Goal:
Check each line of the material. Copy those containing "участка".

Data lines:

╔══

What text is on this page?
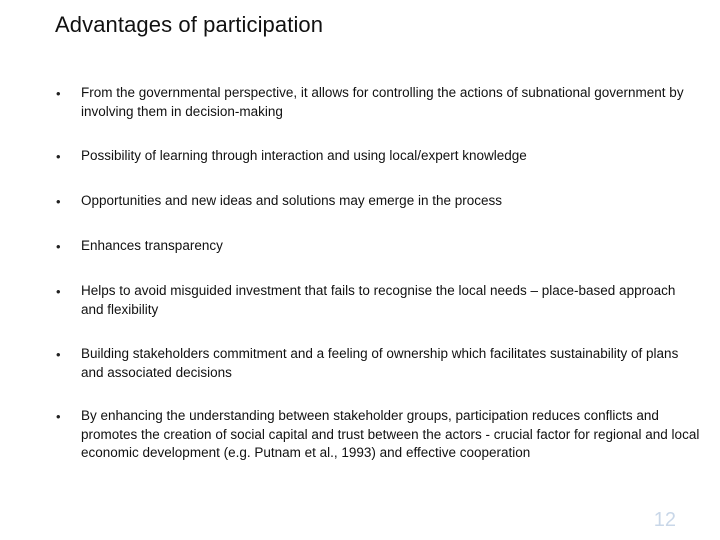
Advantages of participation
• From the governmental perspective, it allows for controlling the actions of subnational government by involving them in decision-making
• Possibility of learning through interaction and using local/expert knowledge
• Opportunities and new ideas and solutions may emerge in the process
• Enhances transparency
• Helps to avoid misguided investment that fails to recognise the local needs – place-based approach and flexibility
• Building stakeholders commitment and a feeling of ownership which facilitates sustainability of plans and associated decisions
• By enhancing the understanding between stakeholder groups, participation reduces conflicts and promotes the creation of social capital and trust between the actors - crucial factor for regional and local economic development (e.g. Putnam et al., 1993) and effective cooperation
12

╚══
╔══

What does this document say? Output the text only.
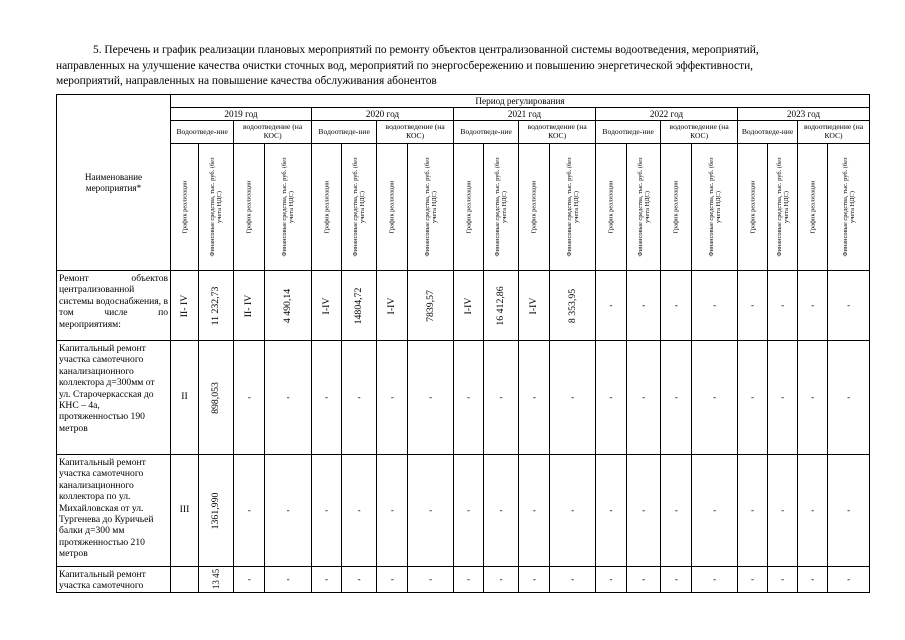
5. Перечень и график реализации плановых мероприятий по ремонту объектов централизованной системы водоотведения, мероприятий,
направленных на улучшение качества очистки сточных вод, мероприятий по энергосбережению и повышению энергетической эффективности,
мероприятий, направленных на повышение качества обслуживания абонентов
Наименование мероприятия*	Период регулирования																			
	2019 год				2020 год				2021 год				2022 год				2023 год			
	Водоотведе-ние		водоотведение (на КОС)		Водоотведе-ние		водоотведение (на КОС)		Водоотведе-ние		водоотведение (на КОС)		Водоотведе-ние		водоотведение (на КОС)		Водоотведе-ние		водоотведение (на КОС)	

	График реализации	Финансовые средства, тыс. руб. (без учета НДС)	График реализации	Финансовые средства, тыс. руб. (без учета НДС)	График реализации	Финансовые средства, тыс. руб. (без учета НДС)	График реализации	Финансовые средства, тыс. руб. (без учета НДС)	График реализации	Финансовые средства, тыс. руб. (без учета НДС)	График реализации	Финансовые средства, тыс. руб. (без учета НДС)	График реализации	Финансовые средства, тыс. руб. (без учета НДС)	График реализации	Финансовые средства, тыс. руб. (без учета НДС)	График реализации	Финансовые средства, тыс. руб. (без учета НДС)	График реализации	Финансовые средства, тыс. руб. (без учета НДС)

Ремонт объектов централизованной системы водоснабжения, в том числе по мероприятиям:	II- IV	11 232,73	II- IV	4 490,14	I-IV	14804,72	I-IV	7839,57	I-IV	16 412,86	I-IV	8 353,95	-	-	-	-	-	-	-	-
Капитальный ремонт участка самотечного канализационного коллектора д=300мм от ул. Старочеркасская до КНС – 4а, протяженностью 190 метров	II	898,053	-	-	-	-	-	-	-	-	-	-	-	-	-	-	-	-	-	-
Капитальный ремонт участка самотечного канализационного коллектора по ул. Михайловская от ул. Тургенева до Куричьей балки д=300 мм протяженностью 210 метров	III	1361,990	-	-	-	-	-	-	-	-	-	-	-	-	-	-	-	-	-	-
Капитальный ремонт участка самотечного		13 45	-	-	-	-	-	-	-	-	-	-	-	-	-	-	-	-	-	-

╚══

Written response:
Капитальный ремонт участка самотечного канализационного коллектора д=300мм от ул. Старочеркасская до КНС – 4а, протяженностью 190 метров	II	898,053	-	-	-	-	-	-	-	-	-	-	-	-	-	-	-	-	-	-
Капитальный ремонт участка самотечного канализационного коллектора по ул. Михайловская от ул. Тургенева до Куричьей балки д=300 мм протяженностью 210 метров	III	1361,990	-	-	-	-	-	-	-	-	-	-	-	-	-	-	-	-	-	-
Капитальный ремонт участка самотечного		13 45	-	-	-	-	-	-	-	-	-	-	-	-	-	-	-	-	-	-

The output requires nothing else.